§ **WHAT IS EXPECTED**
Only the number is wanted: count the lines that include the word "JSON".

Dataset rows
· · · · · · ·

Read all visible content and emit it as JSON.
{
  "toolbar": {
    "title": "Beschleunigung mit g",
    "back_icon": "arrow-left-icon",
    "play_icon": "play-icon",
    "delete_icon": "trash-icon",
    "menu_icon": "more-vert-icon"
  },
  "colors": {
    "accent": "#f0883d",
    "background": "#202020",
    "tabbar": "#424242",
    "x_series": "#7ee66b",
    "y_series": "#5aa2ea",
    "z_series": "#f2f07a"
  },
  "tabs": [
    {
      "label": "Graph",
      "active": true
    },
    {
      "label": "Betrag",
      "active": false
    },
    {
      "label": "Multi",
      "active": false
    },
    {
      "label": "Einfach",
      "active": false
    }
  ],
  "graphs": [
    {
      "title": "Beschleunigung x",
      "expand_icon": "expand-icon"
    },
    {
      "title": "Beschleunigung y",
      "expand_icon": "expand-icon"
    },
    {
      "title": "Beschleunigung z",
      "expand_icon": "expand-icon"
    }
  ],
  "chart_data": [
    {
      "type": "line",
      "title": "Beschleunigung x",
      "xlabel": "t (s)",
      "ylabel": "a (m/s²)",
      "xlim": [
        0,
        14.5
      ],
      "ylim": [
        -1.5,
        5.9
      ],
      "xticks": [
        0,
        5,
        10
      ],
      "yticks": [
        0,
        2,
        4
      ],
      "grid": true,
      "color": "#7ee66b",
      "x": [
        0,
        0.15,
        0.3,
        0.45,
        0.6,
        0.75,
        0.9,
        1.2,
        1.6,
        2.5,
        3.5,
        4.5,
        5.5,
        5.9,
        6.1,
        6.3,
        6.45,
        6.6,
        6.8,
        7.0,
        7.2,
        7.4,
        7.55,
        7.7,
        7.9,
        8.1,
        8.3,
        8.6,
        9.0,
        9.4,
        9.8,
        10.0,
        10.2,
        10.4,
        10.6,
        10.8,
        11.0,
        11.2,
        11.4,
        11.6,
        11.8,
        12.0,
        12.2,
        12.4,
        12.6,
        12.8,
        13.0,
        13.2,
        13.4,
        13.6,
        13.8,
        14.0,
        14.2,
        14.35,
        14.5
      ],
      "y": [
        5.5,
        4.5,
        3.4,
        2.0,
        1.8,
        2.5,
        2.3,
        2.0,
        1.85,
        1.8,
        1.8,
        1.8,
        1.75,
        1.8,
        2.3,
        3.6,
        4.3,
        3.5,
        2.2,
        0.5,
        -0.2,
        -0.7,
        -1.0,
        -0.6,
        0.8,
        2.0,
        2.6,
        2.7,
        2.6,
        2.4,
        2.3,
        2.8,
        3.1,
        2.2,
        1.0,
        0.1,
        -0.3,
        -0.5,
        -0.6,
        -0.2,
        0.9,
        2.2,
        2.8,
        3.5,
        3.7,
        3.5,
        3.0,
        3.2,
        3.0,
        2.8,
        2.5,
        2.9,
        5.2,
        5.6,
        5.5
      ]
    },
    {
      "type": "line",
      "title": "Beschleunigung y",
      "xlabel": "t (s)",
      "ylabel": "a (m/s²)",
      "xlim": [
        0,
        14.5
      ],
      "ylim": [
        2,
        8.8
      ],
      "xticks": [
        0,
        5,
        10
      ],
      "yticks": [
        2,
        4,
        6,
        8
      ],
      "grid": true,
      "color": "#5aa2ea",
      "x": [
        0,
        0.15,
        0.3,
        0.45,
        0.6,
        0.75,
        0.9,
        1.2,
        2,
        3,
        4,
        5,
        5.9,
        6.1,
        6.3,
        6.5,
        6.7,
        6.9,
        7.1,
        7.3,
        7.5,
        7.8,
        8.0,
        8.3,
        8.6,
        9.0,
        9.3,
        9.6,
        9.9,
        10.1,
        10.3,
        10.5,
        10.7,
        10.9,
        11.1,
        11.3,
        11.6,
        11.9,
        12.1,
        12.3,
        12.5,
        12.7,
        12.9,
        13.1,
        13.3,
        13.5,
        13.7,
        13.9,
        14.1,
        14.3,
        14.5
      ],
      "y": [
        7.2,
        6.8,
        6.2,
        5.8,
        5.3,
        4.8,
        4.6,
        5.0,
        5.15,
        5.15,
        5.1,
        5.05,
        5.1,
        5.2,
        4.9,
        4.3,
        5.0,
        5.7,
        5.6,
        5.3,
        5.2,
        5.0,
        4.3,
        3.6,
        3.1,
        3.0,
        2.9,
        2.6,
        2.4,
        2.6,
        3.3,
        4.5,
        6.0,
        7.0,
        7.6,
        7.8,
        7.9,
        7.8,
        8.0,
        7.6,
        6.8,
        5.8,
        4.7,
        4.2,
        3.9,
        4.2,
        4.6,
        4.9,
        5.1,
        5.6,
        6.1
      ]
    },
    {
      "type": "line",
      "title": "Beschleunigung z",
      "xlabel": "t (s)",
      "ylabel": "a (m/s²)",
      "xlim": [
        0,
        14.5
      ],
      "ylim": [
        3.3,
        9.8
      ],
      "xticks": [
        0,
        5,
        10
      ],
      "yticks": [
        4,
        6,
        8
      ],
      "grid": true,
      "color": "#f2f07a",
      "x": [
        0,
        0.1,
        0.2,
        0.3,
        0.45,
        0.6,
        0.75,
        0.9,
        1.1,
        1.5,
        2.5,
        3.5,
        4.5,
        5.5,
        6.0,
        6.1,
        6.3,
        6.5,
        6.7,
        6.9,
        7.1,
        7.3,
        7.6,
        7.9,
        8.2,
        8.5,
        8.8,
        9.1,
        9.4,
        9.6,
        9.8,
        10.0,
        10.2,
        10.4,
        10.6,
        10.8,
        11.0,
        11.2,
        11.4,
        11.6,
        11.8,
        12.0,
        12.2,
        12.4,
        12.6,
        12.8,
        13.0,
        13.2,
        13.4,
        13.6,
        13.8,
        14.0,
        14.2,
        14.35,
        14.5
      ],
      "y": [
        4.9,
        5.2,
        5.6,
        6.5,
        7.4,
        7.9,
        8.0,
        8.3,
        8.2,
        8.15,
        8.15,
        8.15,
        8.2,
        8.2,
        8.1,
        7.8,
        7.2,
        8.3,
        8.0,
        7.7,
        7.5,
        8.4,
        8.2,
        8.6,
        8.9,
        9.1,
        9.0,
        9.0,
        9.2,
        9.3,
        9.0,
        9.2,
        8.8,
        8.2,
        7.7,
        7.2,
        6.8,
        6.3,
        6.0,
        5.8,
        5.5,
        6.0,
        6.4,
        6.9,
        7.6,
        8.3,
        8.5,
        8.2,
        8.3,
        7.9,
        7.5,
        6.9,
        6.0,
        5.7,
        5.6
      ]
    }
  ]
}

· · · · · · ·

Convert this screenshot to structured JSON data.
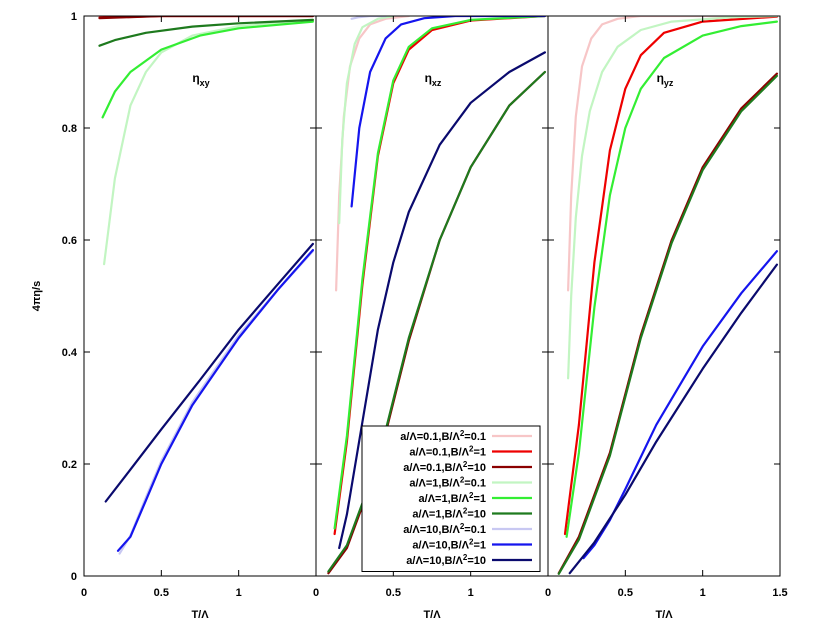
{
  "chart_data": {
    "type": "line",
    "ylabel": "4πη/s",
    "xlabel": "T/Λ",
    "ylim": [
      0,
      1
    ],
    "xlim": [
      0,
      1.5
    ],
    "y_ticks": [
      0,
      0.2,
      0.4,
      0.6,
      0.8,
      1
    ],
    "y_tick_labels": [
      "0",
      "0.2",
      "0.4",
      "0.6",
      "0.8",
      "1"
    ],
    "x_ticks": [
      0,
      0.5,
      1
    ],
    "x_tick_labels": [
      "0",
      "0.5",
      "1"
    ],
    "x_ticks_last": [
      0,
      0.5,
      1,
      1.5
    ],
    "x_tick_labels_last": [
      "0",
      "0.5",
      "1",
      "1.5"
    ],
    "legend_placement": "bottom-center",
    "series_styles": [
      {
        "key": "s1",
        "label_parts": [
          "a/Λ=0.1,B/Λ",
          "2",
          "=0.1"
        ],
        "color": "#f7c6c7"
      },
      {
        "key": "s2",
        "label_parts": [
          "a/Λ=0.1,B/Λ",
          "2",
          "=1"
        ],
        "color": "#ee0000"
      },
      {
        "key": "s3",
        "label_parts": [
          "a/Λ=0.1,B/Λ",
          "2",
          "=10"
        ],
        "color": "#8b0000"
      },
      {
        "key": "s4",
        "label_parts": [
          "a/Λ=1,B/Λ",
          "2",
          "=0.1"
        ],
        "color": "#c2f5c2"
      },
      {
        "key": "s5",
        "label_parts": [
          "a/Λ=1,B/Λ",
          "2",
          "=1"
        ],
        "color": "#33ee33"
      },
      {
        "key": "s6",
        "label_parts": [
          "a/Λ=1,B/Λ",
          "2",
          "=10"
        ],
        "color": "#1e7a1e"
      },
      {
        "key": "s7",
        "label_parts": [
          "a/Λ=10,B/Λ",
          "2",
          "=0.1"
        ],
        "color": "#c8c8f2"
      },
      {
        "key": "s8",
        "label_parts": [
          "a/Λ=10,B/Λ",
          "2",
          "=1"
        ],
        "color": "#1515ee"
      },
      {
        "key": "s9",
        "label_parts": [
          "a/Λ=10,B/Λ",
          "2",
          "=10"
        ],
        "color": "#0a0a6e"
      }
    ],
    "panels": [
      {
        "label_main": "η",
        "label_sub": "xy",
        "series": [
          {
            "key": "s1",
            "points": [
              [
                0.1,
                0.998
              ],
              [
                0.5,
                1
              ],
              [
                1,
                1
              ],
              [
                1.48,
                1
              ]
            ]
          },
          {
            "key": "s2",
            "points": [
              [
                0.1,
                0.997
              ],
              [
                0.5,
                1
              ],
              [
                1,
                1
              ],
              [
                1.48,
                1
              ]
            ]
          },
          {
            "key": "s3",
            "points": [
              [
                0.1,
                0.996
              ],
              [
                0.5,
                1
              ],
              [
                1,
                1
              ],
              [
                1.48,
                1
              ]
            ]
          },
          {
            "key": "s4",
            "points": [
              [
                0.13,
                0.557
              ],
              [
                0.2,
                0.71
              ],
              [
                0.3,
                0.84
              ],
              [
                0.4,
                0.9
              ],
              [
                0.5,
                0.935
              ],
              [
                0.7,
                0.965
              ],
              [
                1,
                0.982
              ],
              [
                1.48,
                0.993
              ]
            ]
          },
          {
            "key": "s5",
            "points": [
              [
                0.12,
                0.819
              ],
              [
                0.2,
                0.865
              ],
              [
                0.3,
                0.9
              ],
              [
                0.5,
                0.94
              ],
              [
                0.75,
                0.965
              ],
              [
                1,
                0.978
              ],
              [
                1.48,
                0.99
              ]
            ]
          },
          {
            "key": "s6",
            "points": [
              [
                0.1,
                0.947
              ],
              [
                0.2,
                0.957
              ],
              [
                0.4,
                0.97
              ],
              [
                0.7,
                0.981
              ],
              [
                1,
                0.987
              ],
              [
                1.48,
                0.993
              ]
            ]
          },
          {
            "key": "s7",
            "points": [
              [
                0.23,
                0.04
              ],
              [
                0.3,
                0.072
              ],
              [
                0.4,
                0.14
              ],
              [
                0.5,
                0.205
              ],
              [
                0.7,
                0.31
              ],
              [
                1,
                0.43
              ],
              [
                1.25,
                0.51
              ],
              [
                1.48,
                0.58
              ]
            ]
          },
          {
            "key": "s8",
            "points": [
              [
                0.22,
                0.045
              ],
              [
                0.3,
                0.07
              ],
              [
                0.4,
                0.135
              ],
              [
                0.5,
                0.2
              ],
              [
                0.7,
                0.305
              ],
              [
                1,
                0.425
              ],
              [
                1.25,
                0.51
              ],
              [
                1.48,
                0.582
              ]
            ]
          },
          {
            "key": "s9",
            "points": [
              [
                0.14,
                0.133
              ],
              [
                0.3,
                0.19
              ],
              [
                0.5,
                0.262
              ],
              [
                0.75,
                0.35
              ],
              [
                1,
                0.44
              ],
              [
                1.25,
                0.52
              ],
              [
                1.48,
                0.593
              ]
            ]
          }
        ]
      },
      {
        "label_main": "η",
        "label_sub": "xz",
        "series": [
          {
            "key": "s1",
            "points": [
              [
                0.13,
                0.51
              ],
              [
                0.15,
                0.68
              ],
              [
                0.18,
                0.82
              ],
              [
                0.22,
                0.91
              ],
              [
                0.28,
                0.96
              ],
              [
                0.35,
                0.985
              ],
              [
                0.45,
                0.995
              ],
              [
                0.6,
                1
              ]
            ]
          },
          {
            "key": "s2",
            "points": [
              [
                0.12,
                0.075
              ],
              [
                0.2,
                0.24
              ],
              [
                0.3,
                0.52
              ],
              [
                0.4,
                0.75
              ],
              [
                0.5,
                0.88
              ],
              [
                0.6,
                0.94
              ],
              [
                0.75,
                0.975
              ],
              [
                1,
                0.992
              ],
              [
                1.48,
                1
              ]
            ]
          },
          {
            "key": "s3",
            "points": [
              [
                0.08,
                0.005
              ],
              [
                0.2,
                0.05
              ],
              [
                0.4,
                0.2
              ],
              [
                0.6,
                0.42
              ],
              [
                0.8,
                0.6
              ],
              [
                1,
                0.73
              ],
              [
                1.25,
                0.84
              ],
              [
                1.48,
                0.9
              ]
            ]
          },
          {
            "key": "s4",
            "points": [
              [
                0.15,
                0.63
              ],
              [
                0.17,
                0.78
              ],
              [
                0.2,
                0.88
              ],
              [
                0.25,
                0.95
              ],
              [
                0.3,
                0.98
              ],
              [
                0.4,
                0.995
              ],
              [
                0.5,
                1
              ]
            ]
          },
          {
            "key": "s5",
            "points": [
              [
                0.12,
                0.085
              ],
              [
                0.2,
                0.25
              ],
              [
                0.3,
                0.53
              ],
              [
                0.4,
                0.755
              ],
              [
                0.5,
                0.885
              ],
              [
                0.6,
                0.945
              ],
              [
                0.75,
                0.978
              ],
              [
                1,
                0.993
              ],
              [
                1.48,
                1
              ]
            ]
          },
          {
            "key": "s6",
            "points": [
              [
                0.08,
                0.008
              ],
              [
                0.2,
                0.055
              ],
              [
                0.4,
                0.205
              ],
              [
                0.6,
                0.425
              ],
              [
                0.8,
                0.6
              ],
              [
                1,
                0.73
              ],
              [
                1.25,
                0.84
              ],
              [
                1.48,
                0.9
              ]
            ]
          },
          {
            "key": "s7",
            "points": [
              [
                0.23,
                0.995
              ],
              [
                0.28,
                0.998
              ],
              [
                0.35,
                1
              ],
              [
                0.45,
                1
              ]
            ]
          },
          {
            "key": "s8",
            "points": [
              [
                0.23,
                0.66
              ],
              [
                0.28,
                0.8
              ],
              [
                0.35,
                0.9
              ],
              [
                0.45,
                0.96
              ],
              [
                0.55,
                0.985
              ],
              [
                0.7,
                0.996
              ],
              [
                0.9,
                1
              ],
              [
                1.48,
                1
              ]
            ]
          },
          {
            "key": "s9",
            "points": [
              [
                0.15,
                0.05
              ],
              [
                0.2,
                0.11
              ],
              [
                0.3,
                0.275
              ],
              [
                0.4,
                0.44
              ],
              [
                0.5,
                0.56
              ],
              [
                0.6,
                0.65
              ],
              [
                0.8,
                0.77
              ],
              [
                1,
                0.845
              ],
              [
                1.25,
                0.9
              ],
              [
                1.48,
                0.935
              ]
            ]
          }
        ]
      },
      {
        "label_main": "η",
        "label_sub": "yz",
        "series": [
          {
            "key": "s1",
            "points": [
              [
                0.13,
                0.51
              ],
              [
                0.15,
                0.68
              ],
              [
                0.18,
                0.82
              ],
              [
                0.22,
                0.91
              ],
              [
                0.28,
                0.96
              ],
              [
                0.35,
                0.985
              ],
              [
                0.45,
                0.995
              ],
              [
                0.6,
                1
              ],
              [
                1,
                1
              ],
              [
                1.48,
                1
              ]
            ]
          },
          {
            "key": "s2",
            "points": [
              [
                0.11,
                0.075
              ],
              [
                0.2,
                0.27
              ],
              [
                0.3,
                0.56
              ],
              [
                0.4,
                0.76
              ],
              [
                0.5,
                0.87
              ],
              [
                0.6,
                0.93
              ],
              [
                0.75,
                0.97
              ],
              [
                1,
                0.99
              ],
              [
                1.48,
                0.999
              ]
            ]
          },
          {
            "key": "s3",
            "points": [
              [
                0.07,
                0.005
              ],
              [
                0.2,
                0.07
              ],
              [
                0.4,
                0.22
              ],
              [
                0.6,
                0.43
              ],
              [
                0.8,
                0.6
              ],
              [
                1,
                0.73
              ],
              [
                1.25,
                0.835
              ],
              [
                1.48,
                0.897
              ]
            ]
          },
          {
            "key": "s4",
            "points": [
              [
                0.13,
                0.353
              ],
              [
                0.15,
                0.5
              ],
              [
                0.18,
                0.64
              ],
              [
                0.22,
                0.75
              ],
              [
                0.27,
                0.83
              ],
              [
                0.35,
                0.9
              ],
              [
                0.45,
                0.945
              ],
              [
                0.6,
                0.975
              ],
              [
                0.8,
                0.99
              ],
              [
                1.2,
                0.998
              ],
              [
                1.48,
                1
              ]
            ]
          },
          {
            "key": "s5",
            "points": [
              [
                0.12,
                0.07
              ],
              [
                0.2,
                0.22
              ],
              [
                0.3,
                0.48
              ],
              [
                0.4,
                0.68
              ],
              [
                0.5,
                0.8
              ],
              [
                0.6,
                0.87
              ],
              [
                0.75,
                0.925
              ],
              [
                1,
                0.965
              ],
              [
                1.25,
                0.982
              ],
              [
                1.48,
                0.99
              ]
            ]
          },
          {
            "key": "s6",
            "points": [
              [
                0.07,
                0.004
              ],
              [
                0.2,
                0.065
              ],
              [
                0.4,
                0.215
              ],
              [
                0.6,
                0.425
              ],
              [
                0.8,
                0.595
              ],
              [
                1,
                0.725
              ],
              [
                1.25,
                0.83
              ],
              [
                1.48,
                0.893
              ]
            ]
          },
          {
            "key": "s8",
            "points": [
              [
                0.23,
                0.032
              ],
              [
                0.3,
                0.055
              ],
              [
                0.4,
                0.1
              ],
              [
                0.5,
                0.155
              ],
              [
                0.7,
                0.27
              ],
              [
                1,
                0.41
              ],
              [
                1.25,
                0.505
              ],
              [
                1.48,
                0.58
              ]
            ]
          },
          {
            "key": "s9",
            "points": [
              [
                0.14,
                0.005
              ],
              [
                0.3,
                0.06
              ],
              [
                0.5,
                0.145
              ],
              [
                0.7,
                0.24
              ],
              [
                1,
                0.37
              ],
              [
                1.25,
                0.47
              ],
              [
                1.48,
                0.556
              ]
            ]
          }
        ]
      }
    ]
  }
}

· · · · · · ·

§ **EXERCISE ANSWER**
2